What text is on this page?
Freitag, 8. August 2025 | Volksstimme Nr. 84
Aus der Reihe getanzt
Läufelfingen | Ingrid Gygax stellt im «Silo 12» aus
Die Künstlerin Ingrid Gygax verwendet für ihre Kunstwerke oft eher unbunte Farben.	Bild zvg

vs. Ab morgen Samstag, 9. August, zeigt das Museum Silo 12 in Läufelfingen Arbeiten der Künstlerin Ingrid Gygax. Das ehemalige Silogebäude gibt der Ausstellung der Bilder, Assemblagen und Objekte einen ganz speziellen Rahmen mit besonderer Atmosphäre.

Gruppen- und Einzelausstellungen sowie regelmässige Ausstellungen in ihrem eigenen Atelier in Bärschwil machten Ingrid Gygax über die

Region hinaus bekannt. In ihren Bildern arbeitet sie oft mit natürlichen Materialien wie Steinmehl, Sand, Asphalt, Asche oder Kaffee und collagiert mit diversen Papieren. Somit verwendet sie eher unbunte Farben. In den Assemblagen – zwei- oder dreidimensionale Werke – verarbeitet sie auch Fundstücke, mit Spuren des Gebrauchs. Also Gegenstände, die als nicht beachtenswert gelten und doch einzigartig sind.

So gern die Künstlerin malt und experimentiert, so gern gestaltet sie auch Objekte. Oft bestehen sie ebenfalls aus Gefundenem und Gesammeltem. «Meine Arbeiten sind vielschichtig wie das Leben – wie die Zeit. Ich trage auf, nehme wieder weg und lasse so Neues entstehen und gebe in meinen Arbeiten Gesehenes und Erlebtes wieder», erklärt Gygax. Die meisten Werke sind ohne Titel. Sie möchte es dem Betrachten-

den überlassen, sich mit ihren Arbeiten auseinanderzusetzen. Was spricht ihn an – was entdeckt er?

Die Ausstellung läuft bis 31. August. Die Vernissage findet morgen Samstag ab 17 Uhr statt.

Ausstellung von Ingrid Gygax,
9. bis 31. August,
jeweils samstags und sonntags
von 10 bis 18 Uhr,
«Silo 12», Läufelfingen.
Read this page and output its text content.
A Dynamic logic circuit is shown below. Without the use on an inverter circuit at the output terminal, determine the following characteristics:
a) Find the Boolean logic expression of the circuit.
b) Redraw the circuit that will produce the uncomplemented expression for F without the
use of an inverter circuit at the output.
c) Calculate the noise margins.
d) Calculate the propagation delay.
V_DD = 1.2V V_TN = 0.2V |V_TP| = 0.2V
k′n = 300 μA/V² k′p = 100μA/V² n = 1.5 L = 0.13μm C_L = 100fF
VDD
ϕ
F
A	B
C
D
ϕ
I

▸ **TASK DETAILS**
Write the data out again in full and exactly.

▸ **TASK OUTPUT**
What text is on this page?
Freitag, 8. August 2025 | Volksstimme Nr. 84
Aus der Reihe getanzt
Läufelfingen | Ingrid Gygax stellt im «Silo 12» aus
Die Künstlerin Ingrid Gygax verwendet für ihre Kunstwerke oft eher unbunte Farben.	Bild zvg

vs. Ab morgen Samstag, 9. August, zeigt das Museum Silo 12 in Läufelfingen Arbeiten der Künstlerin Ingrid Gygax. Das ehemalige Silogebäude gibt der Ausstellung der Bilder, Assemblagen und Objekte einen ganz speziellen Rahmen mit besonderer Atmosphäre.

Gruppen- und Einzelausstellungen sowie regelmässige Ausstellungen in ihrem eigenen Atelier in Bärschwil machten Ingrid Gygax über die

Region hinaus bekannt. In ihren Bildern arbeitet sie oft mit natürlichen Materialien wie Steinmehl, Sand, Asphalt, Asche oder Kaffee und collagiert mit diversen Papieren. Somit verwendet sie eher unbunte Farben. In den Assemblagen – zwei- oder dreidimensionale Werke – verarbeitet sie auch Fundstücke, mit Spuren des Gebrauchs. Also Gegenstände, die als nicht beachtenswert gelten und doch einzigartig sind.

So gern die Künstlerin malt und experimentiert, so gern gestaltet sie auch Objekte. Oft bestehen sie ebenfalls aus Gefundenem und Gesammeltem. «Meine Arbeiten sind vielschichtig wie das Leben – wie die Zeit. Ich trage auf, nehme wieder weg und lasse so Neues entstehen und gebe in meinen Arbeiten Gesehenes und Erlebtes wieder», erklärt Gygax. Die meisten Werke sind ohne Titel. Sie möchte es dem Betrachten-

den überlassen, sich mit ihren Arbeiten auseinanderzusetzen. Was spricht ihn an – was entdeckt er?

Die Ausstellung läuft bis 31. August. Die Vernissage findet morgen Samstag ab 17 Uhr statt.

Ausstellung von Ingrid Gygax,
9. bis 31. August,
jeweils samstags und sonntags
von 10 bis 18 Uhr,
«Silo 12», Läufelfingen.
Read this page and output its text content.
A Dynamic logic circuit is shown below. Without the use on an inverter circuit at the output terminal, determine the following characteristics:
a) Find the Boolean logic expression of the circuit.
b) Redraw the circuit that will produce the uncomplemented expression for F without the
use of an inverter circuit at the output.
c) Calculate the noise margins.
d) Calculate the propagation delay.
V_DD = 1.2V V_TN = 0.2V |V_TP| = 0.2V
k′n = 300 μA/V² k′p = 100μA/V² n = 1.5 L = 0.13μm C_L = 100fF
VDD
ϕ
F
A	B
C
D
ϕ
I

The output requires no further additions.